EXERCISE GOAL =
Locate the word "served" in the data below, then copy every line that holds it.

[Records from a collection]
= = = = =

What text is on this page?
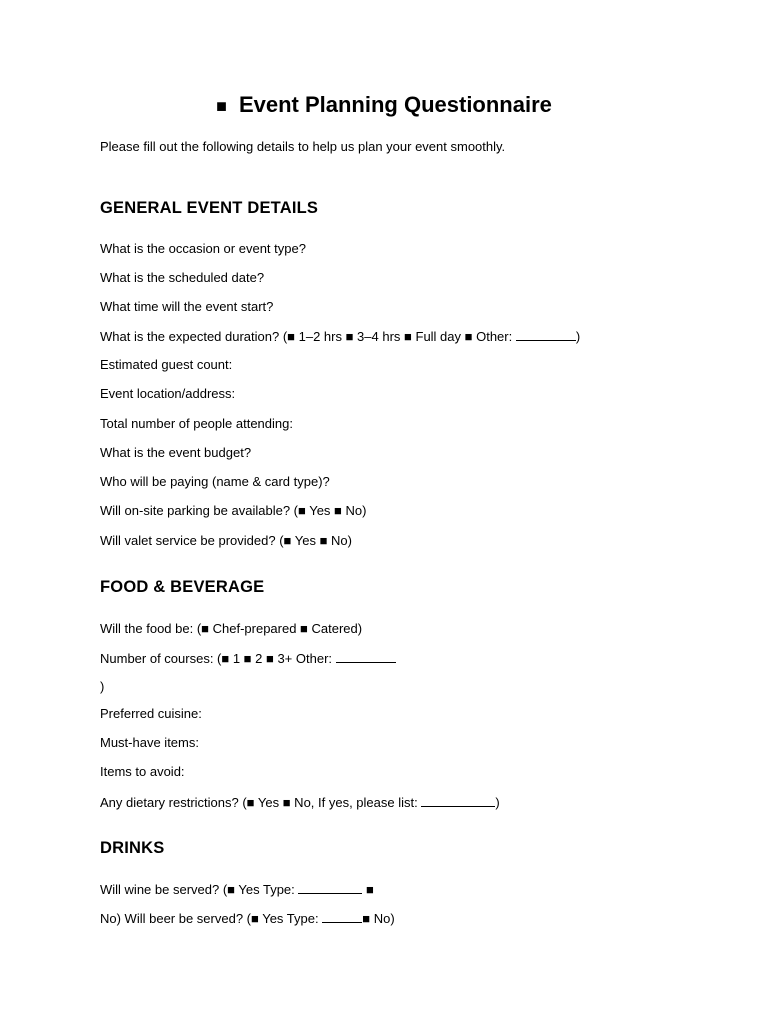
■ Event Planning Questionnaire
Please fill out the following details to help us plan your event smoothly.
GENERAL EVENT DETAILS
What is the occasion or event type?
What is the scheduled date?
What time will the event start?
What is the expected duration? (■ 1–2 hrs ■ 3–4 hrs ■ Full day ■ Other:	)
Estimated guest count:
Event location/address:
Total number of people attending:
What is the event budget?
Who will be paying (name & card type)?
Will on-site parking be available? (■ Yes ■ No)
Will valet service be provided? (■ Yes ■ No)
FOOD & BEVERAGE
Will the food be: (■ Chef-prepared ■ Catered)
Number of courses: (■ 1 ■ 2 ■ 3+ Other:
)
Preferred cuisine:
Must-have items:
Items to avoid:
Any dietary restrictions? (■ Yes ■ No, If yes, please list:	)
DRINKS
Will wine be served? (■ Yes Type:	■
No) Will beer be served? (■ Yes Type:	■ No)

= = = = =

CORRECT ANSWER =
Will wine be served? (■ Yes Type:	■
No) Will beer be served? (■ Yes Type:	■ No)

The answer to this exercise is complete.